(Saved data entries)
* Start *
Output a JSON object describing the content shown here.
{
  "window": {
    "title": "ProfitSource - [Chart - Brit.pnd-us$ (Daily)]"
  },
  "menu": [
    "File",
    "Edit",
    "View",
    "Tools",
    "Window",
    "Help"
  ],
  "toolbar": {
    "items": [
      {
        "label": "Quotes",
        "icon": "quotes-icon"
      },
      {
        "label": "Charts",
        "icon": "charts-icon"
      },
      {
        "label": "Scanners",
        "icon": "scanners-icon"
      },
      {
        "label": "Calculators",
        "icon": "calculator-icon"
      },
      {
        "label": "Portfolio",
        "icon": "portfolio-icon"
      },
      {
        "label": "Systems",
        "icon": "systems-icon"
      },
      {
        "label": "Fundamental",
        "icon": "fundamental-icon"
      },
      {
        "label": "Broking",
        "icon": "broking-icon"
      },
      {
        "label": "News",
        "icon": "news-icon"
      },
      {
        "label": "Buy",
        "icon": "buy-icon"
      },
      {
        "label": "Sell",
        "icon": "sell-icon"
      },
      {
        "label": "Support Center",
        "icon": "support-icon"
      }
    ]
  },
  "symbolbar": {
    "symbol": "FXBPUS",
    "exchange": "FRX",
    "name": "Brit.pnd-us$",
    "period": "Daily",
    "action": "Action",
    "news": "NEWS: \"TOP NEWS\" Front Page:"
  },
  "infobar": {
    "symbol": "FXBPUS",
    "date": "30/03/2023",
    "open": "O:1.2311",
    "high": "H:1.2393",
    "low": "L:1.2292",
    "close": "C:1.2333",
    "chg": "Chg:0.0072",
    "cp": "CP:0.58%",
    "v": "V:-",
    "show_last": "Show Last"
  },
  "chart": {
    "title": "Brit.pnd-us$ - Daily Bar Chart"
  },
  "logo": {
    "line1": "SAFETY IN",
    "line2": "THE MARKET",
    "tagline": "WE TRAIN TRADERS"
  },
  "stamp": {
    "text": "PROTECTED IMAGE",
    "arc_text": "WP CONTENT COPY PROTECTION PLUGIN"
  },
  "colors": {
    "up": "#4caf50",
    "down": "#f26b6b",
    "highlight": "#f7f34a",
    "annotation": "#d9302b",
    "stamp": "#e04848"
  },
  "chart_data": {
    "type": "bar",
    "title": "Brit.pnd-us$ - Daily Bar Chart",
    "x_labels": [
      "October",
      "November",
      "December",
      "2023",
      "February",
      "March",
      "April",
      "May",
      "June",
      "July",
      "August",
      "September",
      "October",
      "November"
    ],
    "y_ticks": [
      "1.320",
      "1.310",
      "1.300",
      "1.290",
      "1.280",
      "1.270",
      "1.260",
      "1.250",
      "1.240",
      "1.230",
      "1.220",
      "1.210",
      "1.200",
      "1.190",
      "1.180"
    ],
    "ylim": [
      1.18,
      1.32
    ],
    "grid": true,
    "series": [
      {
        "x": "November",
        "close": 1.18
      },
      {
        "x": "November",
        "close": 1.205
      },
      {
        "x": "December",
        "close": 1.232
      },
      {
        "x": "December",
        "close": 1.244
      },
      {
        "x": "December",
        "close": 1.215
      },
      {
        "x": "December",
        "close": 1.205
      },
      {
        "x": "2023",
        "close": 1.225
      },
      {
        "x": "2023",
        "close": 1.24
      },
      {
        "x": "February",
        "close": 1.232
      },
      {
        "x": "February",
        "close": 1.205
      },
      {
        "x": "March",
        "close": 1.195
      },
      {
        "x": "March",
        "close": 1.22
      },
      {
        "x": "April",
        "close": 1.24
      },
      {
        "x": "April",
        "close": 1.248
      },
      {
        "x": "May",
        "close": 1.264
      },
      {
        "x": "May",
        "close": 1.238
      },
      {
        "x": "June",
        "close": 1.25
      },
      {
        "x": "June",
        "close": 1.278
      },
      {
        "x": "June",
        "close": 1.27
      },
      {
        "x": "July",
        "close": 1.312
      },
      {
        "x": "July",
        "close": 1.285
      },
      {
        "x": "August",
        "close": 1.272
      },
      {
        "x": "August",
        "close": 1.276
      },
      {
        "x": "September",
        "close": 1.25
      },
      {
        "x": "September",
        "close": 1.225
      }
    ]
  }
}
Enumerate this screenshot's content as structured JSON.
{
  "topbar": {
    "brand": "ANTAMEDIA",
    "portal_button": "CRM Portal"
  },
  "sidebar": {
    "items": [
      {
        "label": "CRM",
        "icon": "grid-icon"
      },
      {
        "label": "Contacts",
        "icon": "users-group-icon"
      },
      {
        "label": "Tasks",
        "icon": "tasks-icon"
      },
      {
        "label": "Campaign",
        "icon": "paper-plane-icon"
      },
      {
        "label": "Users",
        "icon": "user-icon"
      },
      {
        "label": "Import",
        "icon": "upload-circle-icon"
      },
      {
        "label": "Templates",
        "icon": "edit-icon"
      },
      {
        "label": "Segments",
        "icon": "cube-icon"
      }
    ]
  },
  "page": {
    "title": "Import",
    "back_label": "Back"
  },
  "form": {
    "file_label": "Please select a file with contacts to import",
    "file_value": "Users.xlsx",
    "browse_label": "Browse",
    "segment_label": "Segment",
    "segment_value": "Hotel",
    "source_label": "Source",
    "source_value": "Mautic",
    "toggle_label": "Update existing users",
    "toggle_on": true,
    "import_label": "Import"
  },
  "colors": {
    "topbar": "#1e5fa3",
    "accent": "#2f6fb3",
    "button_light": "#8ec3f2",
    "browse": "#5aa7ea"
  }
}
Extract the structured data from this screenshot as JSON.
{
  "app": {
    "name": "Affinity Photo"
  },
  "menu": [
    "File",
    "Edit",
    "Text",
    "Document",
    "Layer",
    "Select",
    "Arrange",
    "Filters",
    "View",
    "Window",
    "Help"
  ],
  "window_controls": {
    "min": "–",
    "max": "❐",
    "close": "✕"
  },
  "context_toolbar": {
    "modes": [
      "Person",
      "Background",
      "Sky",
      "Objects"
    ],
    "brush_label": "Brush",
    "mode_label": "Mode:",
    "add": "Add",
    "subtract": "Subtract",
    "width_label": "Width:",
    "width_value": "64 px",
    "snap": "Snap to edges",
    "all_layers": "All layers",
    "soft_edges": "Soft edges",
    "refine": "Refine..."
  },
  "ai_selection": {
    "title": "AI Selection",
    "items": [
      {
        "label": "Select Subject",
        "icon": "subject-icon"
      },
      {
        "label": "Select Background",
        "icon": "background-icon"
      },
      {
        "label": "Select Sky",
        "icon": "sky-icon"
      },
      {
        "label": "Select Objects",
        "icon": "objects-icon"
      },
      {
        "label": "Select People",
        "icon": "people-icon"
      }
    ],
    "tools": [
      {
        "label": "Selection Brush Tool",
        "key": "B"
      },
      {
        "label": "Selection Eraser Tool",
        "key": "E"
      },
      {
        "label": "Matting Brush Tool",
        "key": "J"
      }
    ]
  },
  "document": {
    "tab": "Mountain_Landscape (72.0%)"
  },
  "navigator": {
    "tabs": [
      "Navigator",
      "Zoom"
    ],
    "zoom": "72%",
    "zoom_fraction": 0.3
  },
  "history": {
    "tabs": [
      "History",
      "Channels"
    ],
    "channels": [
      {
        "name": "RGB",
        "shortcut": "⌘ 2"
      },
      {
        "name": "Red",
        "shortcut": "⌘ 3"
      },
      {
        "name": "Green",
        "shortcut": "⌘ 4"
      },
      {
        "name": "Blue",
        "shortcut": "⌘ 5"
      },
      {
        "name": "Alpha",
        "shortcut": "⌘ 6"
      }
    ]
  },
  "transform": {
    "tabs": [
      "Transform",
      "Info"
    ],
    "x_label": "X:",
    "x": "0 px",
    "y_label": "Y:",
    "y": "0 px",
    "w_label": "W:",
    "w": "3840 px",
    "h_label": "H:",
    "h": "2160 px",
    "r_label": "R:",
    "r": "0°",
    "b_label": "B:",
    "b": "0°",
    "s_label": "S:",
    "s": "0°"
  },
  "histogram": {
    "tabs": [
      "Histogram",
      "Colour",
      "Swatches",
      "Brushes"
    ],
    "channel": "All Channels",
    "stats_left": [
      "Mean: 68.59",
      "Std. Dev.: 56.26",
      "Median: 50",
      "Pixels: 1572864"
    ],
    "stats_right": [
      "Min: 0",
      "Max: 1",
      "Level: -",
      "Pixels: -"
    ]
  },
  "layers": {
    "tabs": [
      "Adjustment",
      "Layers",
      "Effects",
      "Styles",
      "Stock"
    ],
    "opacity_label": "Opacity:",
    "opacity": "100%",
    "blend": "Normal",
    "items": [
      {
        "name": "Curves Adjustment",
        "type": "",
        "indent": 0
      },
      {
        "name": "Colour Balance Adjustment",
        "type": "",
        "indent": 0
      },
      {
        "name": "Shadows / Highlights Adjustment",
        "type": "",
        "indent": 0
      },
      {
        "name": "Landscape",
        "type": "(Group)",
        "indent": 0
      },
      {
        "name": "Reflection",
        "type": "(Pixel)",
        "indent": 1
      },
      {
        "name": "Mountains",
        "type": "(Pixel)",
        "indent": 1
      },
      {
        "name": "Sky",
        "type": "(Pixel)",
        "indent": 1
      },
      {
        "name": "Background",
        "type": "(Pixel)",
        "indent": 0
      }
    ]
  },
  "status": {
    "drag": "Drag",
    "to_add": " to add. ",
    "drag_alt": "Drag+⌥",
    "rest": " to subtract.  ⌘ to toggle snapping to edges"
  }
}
* End *
In the listing above, find the lines holding the word "title" and copy them.

    "title": "ProfitSource - [Chart - Brit.pnd-us$ (Daily)]"
    "title": "Brit.pnd-us$ - Daily Bar Chart"
    "title": "Brit.pnd-us$ - Daily Bar Chart",
    "title": "Import",
    "title": "AI Selection",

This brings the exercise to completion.